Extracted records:

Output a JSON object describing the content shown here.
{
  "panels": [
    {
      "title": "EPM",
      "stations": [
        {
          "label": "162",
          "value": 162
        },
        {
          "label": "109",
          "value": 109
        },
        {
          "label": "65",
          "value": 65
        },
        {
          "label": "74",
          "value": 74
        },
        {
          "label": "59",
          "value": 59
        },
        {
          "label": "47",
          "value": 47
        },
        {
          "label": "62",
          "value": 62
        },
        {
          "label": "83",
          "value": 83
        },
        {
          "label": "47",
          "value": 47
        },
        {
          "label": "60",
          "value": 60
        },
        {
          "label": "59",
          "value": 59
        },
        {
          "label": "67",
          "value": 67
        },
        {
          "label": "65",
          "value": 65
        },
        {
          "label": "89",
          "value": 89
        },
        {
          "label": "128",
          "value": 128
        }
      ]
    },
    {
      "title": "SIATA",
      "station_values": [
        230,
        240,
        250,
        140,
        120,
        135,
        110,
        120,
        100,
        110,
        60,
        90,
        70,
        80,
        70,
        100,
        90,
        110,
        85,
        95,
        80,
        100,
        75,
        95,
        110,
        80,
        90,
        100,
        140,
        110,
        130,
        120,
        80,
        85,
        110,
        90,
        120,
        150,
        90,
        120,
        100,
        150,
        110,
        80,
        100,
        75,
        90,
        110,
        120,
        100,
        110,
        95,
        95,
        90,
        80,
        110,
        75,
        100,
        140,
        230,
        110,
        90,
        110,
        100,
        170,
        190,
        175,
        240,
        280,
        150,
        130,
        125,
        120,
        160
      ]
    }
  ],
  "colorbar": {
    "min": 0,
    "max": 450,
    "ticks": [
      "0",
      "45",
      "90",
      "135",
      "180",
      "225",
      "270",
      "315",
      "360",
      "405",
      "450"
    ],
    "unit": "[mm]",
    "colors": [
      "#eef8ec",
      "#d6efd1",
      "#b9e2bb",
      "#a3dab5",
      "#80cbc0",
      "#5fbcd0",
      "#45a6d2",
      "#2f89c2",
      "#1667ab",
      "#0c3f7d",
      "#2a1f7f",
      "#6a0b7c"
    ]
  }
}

## DESCRIPTION OF THE TASK
Each line of the material above must be retyped precisely.

## COMPLETE ANSWER
Output a JSON object describing the content shown here.
{
  "panels": [
    {
      "title": "EPM",
      "stations": [
        {
          "label": "162",
          "value": 162
        },
        {
          "label": "109",
          "value": 109
        },
        {
          "label": "65",
          "value": 65
        },
        {
          "label": "74",
          "value": 74
        },
        {
          "label": "59",
          "value": 59
        },
        {
          "label": "47",
          "value": 47
        },
        {
          "label": "62",
          "value": 62
        },
        {
          "label": "83",
          "value": 83
        },
        {
          "label": "47",
          "value": 47
        },
        {
          "label": "60",
          "value": 60
        },
        {
          "label": "59",
          "value": 59
        },
        {
          "label": "67",
          "value": 67
        },
        {
          "label": "65",
          "value": 65
        },
        {
          "label": "89",
          "value": 89
        },
        {
          "label": "128",
          "value": 128
        }
      ]
    },
    {
      "title": "SIATA",
      "station_values": [
        230,
        240,
        250,
        140,
        120,
        135,
        110,
        120,
        100,
        110,
        60,
        90,
        70,
        80,
        70,
        100,
        90,
        110,
        85,
        95,
        80,
        100,
        75,
        95,
        110,
        80,
        90,
        100,
        140,
        110,
        130,
        120,
        80,
        85,
        110,
        90,
        120,
        150,
        90,
        120,
        100,
        150,
        110,
        80,
        100,
        75,
        90,
        110,
        120,
        100,
        110,
        95,
        95,
        90,
        80,
        110,
        75,
        100,
        140,
        230,
        110,
        90,
        110,
        100,
        170,
        190,
        175,
        240,
        280,
        150,
        130,
        125,
        120,
        160
      ]
    }
  ],
  "colorbar": {
    "min": 0,
    "max": 450,
    "ticks": [
      "0",
      "45",
      "90",
      "135",
      "180",
      "225",
      "270",
      "315",
      "360",
      "405",
      "450"
    ],
    "unit": "[mm]",
    "colors": [
      "#eef8ec",
      "#d6efd1",
      "#b9e2bb",
      "#a3dab5",
      "#80cbc0",
      "#5fbcd0",
      "#45a6d2",
      "#2f89c2",
      "#1667ab",
      "#0c3f7d",
      "#2a1f7f",
      "#6a0b7c"
    ]
  }
}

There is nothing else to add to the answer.